Dataset records
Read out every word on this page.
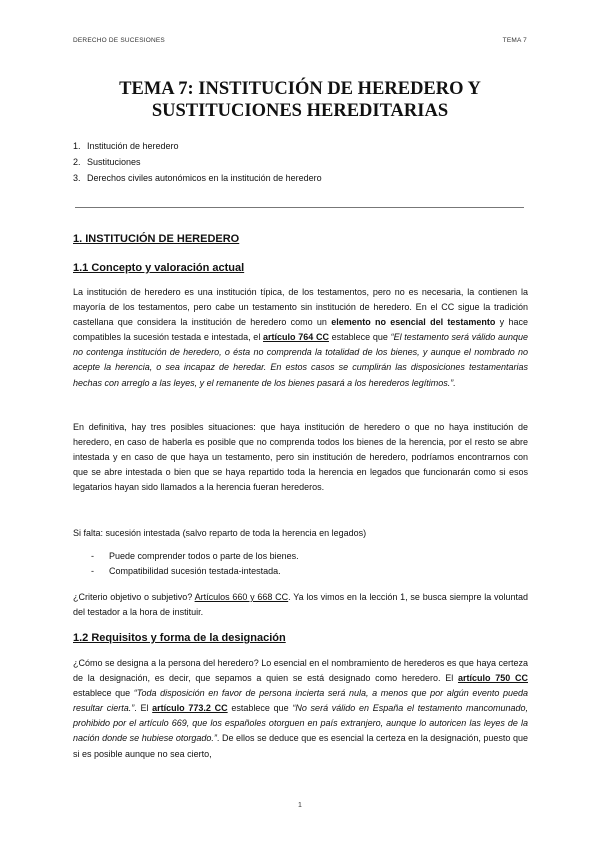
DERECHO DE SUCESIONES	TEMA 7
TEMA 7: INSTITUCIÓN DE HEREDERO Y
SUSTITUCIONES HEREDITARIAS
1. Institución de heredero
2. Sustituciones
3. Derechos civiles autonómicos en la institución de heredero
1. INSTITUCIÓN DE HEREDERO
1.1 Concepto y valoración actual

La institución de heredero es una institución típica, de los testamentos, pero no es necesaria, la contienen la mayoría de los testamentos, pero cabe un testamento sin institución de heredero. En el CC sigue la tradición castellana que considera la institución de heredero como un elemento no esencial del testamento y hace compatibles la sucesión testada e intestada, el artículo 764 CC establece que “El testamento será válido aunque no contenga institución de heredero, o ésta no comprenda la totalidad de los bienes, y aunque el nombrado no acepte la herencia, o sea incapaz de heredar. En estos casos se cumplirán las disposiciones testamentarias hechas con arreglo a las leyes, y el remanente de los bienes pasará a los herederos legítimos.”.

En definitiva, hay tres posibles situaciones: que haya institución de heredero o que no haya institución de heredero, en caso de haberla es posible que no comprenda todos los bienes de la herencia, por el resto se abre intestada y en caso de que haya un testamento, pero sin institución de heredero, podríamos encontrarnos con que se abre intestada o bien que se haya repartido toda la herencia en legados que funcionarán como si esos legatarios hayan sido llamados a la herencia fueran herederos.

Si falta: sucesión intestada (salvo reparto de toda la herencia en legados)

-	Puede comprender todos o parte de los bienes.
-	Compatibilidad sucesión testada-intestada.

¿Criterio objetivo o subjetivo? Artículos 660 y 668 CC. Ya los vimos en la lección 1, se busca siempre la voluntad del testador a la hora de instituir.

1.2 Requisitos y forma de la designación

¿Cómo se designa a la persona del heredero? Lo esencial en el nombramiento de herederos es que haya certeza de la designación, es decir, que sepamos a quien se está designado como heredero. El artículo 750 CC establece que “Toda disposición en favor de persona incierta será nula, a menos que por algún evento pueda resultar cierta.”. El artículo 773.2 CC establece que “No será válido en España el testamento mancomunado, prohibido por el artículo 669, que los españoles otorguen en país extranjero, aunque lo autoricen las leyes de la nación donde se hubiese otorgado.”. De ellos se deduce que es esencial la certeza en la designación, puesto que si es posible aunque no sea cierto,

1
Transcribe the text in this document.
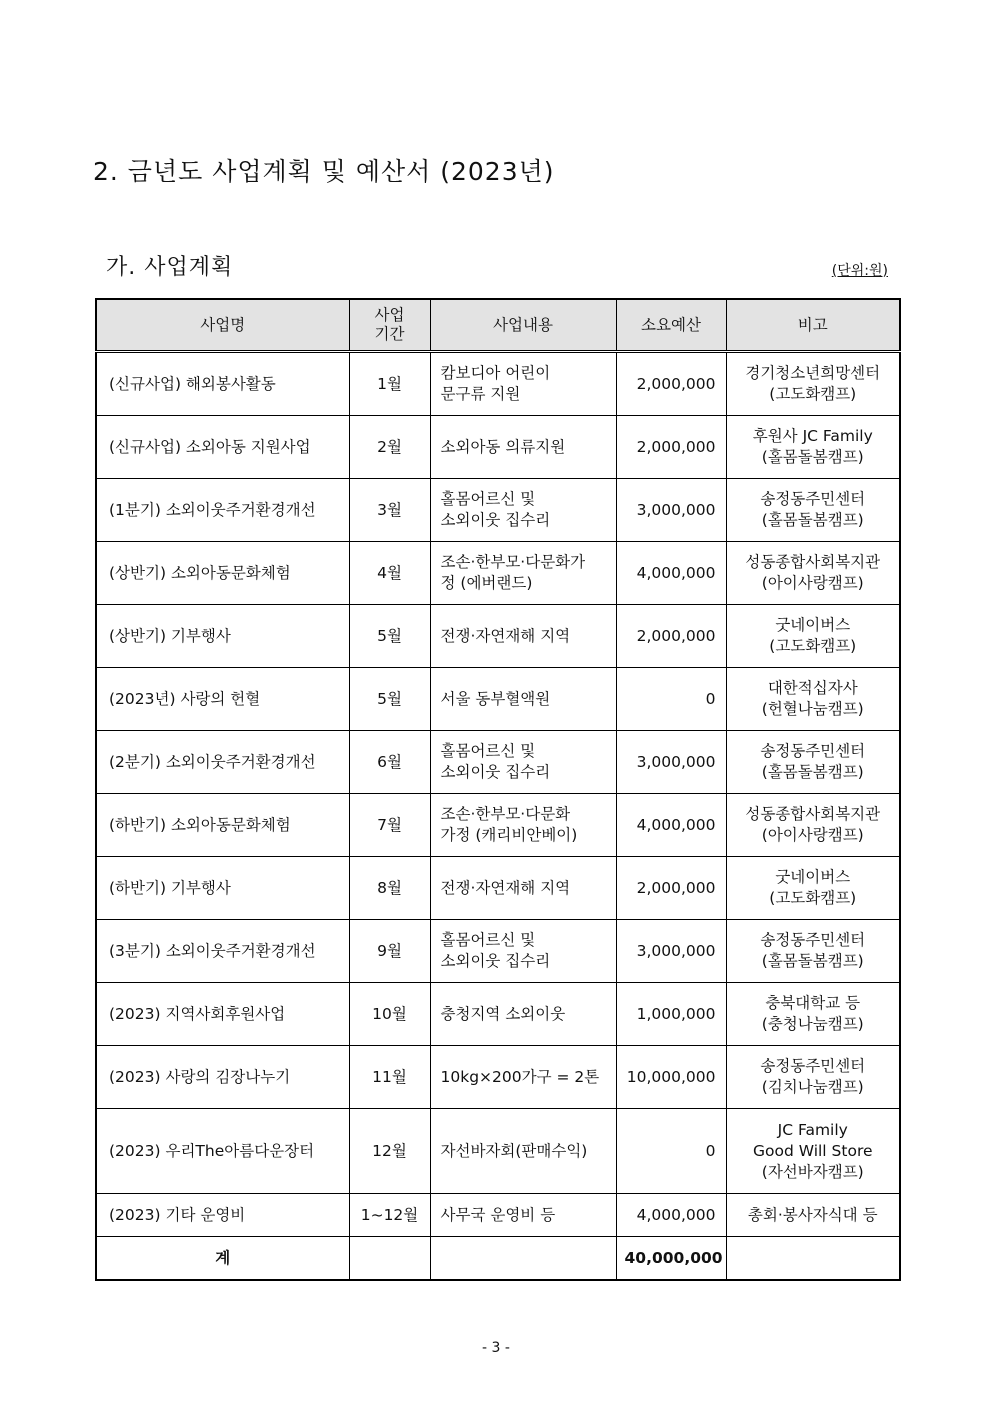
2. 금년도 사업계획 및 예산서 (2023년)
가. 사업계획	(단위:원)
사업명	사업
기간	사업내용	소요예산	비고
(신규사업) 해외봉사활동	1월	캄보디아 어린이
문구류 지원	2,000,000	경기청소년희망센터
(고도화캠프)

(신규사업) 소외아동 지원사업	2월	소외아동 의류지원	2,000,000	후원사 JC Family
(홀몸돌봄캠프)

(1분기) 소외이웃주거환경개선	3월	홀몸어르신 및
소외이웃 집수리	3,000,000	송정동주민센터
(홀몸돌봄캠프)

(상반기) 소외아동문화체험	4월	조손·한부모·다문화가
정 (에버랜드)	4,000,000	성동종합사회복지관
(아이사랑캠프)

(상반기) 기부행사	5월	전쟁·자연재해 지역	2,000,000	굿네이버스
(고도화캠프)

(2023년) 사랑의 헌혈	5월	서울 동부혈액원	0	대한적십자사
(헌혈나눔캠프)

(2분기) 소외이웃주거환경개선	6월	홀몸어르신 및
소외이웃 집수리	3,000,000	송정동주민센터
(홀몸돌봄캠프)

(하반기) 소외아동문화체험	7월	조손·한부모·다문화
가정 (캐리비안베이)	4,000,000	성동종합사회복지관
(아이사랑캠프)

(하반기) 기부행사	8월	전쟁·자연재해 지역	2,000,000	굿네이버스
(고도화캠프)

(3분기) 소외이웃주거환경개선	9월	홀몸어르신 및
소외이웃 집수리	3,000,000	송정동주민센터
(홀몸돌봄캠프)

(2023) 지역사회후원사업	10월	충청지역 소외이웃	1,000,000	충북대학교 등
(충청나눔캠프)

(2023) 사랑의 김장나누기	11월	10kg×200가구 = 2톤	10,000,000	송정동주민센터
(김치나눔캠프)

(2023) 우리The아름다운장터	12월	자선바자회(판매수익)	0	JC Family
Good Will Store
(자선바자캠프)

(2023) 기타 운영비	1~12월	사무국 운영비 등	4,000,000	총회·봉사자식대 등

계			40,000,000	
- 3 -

> **What you are asked to do**
Omit pictures; set down the rest of the material word for word.

> **Reply to the exercise**
Read out every word on this page.
DERECHO DE SUCESIONES	TEMA 7
TEMA 7: INSTITUCIÓN DE HEREDERO Y
SUSTITUCIONES HEREDITARIAS
1. Institución de heredero
2. Sustituciones
3. Derechos civiles autonómicos en la institución de heredero
1. INSTITUCIÓN DE HEREDERO
1.1 Concepto y valoración actual

La institución de heredero es una institución típica, de los testamentos, pero no es necesaria, la contienen la mayoría de los testamentos, pero cabe un testamento sin institución de heredero. En el CC sigue la tradición castellana que considera la institución de heredero como un elemento no esencial del testamento y hace compatibles la sucesión testada e intestada, el artículo 764 CC establece que “El testamento será válido aunque no contenga institución de heredero, o ésta no comprenda la totalidad de los bienes, y aunque el nombrado no acepte la herencia, o sea incapaz de heredar. En estos casos se cumplirán las disposiciones testamentarias hechas con arreglo a las leyes, y el remanente de los bienes pasará a los herederos legítimos.”.

En definitiva, hay tres posibles situaciones: que haya institución de heredero o que no haya institución de heredero, en caso de haberla es posible que no comprenda todos los bienes de la herencia, por el resto se abre intestada y en caso de que haya un testamento, pero sin institución de heredero, podríamos encontrarnos con que se abre intestada o bien que se haya repartido toda la herencia en legados que funcionarán como si esos legatarios hayan sido llamados a la herencia fueran herederos.

Si falta: sucesión intestada (salvo reparto de toda la herencia en legados)

-	Puede comprender todos o parte de los bienes.
-	Compatibilidad sucesión testada-intestada.

¿Criterio objetivo o subjetivo? Artículos 660 y 668 CC. Ya los vimos en la lección 1, se busca siempre la voluntad del testador a la hora de instituir.

1.2 Requisitos y forma de la designación

¿Cómo se designa a la persona del heredero? Lo esencial en el nombramiento de herederos es que haya certeza de la designación, es decir, que sepamos a quien se está designado como heredero. El artículo 750 CC establece que “Toda disposición en favor de persona incierta será nula, a menos que por algún evento pueda resultar cierta.”. El artículo 773.2 CC establece que “No será válido en España el testamento mancomunado, prohibido por el artículo 669, que los españoles otorguen en país extranjero, aunque lo autoricen las leyes de la nación donde se hubiese otorgado.”. De ellos se deduce que es esencial la certeza en la designación, puesto que si es posible aunque no sea cierto,

1
Transcribe the text in this document.
2. 금년도 사업계획 및 예산서 (2023년)
가. 사업계획	(단위:원)
사업명	사업
기간	사업내용	소요예산	비고
(신규사업) 해외봉사활동	1월	캄보디아 어린이
문구류 지원	2,000,000	경기청소년희망센터
(고도화캠프)

(신규사업) 소외아동 지원사업	2월	소외아동 의류지원	2,000,000	후원사 JC Family
(홀몸돌봄캠프)

(1분기) 소외이웃주거환경개선	3월	홀몸어르신 및
소외이웃 집수리	3,000,000	송정동주민센터
(홀몸돌봄캠프)

(상반기) 소외아동문화체험	4월	조손·한부모·다문화가
정 (에버랜드)	4,000,000	성동종합사회복지관
(아이사랑캠프)

(상반기) 기부행사	5월	전쟁·자연재해 지역	2,000,000	굿네이버스
(고도화캠프)

(2023년) 사랑의 헌혈	5월	서울 동부혈액원	0	대한적십자사
(헌혈나눔캠프)

(2분기) 소외이웃주거환경개선	6월	홀몸어르신 및
소외이웃 집수리	3,000,000	송정동주민센터
(홀몸돌봄캠프)

(하반기) 소외아동문화체험	7월	조손·한부모·다문화
가정 (캐리비안베이)	4,000,000	성동종합사회복지관
(아이사랑캠프)

(하반기) 기부행사	8월	전쟁·자연재해 지역	2,000,000	굿네이버스
(고도화캠프)

(3분기) 소외이웃주거환경개선	9월	홀몸어르신 및
소외이웃 집수리	3,000,000	송정동주민센터
(홀몸돌봄캠프)

(2023) 지역사회후원사업	10월	충청지역 소외이웃	1,000,000	충북대학교 등
(충청나눔캠프)

(2023) 사랑의 김장나누기	11월	10kg×200가구 = 2톤	10,000,000	송정동주민센터
(김치나눔캠프)

(2023) 우리The아름다운장터	12월	자선바자회(판매수익)	0	JC Family
Good Will Store
(자선바자캠프)

(2023) 기타 운영비	1~12월	사무국 운영비 등	4,000,000	총회·봉사자식대 등

계			40,000,000	
- 3 -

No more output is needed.